§ **What is being asked**:
Copy every record below, exactly as written.
— Start of Listed records —
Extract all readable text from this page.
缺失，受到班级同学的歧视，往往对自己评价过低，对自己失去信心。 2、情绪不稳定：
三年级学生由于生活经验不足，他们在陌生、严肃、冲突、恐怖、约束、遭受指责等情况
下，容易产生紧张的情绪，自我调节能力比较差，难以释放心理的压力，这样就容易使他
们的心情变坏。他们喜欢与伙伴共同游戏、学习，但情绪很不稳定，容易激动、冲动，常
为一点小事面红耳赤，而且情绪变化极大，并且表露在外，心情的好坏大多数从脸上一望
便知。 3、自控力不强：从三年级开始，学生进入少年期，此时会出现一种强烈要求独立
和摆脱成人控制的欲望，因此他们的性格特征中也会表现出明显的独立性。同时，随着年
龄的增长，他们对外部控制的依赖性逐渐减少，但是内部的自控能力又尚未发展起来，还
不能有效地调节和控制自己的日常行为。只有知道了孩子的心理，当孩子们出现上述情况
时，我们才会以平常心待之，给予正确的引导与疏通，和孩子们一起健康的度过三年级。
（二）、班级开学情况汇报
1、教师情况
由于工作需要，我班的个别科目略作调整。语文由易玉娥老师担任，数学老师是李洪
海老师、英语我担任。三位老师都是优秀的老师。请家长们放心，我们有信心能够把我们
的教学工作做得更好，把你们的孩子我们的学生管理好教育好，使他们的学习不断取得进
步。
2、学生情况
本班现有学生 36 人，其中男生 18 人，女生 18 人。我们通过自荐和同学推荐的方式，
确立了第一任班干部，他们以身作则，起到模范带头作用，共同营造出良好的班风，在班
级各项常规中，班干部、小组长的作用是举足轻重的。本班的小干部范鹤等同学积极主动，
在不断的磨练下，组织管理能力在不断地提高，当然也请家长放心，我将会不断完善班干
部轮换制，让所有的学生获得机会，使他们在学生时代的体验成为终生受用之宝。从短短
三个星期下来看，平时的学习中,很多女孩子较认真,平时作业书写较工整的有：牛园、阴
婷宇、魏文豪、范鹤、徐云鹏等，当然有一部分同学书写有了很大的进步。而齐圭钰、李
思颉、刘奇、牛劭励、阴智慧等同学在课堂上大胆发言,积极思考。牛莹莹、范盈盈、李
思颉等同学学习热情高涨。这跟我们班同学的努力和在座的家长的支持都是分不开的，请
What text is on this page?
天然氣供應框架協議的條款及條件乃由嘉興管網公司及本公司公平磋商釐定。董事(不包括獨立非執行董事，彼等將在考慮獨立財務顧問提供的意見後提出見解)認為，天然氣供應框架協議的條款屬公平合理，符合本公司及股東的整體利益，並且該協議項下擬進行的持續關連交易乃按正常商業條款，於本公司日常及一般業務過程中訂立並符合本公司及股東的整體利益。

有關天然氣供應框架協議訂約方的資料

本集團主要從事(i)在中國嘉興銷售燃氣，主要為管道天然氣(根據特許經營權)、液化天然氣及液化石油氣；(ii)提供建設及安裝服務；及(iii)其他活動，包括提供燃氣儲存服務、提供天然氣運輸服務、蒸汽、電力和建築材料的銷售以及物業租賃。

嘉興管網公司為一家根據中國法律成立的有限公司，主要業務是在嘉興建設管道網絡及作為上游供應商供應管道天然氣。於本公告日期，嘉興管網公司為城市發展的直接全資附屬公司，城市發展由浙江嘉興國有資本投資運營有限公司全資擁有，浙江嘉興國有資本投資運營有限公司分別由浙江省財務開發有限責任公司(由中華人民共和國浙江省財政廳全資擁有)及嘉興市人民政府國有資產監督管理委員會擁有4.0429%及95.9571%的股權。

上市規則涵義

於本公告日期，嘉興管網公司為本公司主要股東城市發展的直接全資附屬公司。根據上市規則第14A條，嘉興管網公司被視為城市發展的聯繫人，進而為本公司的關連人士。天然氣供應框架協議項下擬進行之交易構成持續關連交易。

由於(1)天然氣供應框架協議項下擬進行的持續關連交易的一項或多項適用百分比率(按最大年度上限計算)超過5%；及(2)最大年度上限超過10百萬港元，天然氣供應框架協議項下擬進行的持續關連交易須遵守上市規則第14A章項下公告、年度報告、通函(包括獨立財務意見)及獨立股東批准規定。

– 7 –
— End of Listed records —
§ **Exercise response**:
Extract all readable text from this page.
缺失，受到班级同学的歧视，往往对自己评价过低，对自己失去信心。 2、情绪不稳定：
三年级学生由于生活经验不足，他们在陌生、严肃、冲突、恐怖、约束、遭受指责等情况
下，容易产生紧张的情绪，自我调节能力比较差，难以释放心理的压力，这样就容易使他
们的心情变坏。他们喜欢与伙伴共同游戏、学习，但情绪很不稳定，容易激动、冲动，常
为一点小事面红耳赤，而且情绪变化极大，并且表露在外，心情的好坏大多数从脸上一望
便知。 3、自控力不强：从三年级开始，学生进入少年期，此时会出现一种强烈要求独立
和摆脱成人控制的欲望，因此他们的性格特征中也会表现出明显的独立性。同时，随着年
龄的增长，他们对外部控制的依赖性逐渐减少，但是内部的自控能力又尚未发展起来，还
不能有效地调节和控制自己的日常行为。只有知道了孩子的心理，当孩子们出现上述情况
时，我们才会以平常心待之，给予正确的引导与疏通，和孩子们一起健康的度过三年级。
（二）、班级开学情况汇报
1、教师情况
由于工作需要，我班的个别科目略作调整。语文由易玉娥老师担任，数学老师是李洪
海老师、英语我担任。三位老师都是优秀的老师。请家长们放心，我们有信心能够把我们
的教学工作做得更好，把你们的孩子我们的学生管理好教育好，使他们的学习不断取得进
步。
2、学生情况
本班现有学生 36 人，其中男生 18 人，女生 18 人。我们通过自荐和同学推荐的方式，
确立了第一任班干部，他们以身作则，起到模范带头作用，共同营造出良好的班风，在班
级各项常规中，班干部、小组长的作用是举足轻重的。本班的小干部范鹤等同学积极主动，
在不断的磨练下，组织管理能力在不断地提高，当然也请家长放心，我将会不断完善班干
部轮换制，让所有的学生获得机会，使他们在学生时代的体验成为终生受用之宝。从短短
三个星期下来看，平时的学习中,很多女孩子较认真,平时作业书写较工整的有：牛园、阴
婷宇、魏文豪、范鹤、徐云鹏等，当然有一部分同学书写有了很大的进步。而齐圭钰、李
思颉、刘奇、牛劭励、阴智慧等同学在课堂上大胆发言,积极思考。牛莹莹、范盈盈、李
思颉等同学学习热情高涨。这跟我们班同学的努力和在座的家长的支持都是分不开的，请
What text is on this page?
天然氣供應框架協議的條款及條件乃由嘉興管網公司及本公司公平磋商釐定。董事(不包括獨立非執行董事，彼等將在考慮獨立財務顧問提供的意見後提出見解)認為，天然氣供應框架協議的條款屬公平合理，符合本公司及股東的整體利益，並且該協議項下擬進行的持續關連交易乃按正常商業條款，於本公司日常及一般業務過程中訂立並符合本公司及股東的整體利益。

有關天然氣供應框架協議訂約方的資料

本集團主要從事(i)在中國嘉興銷售燃氣，主要為管道天然氣(根據特許經營權)、液化天然氣及液化石油氣；(ii)提供建設及安裝服務；及(iii)其他活動，包括提供燃氣儲存服務、提供天然氣運輸服務、蒸汽、電力和建築材料的銷售以及物業租賃。

嘉興管網公司為一家根據中國法律成立的有限公司，主要業務是在嘉興建設管道網絡及作為上游供應商供應管道天然氣。於本公告日期，嘉興管網公司為城市發展的直接全資附屬公司，城市發展由浙江嘉興國有資本投資運營有限公司全資擁有，浙江嘉興國有資本投資運營有限公司分別由浙江省財務開發有限責任公司(由中華人民共和國浙江省財政廳全資擁有)及嘉興市人民政府國有資產監督管理委員會擁有4.0429%及95.9571%的股權。

上市規則涵義

於本公告日期，嘉興管網公司為本公司主要股東城市發展的直接全資附屬公司。根據上市規則第14A條，嘉興管網公司被視為城市發展的聯繫人，進而為本公司的關連人士。天然氣供應框架協議項下擬進行之交易構成持續關連交易。

由於(1)天然氣供應框架協議項下擬進行的持續關連交易的一項或多項適用百分比率(按最大年度上限計算)超過5%；及(2)最大年度上限超過10百萬港元，天然氣供應框架協議項下擬進行的持續關連交易須遵守上市規則第14A章項下公告、年度報告、通函(包括獨立財務意見)及獨立股東批准規定。

– 7 –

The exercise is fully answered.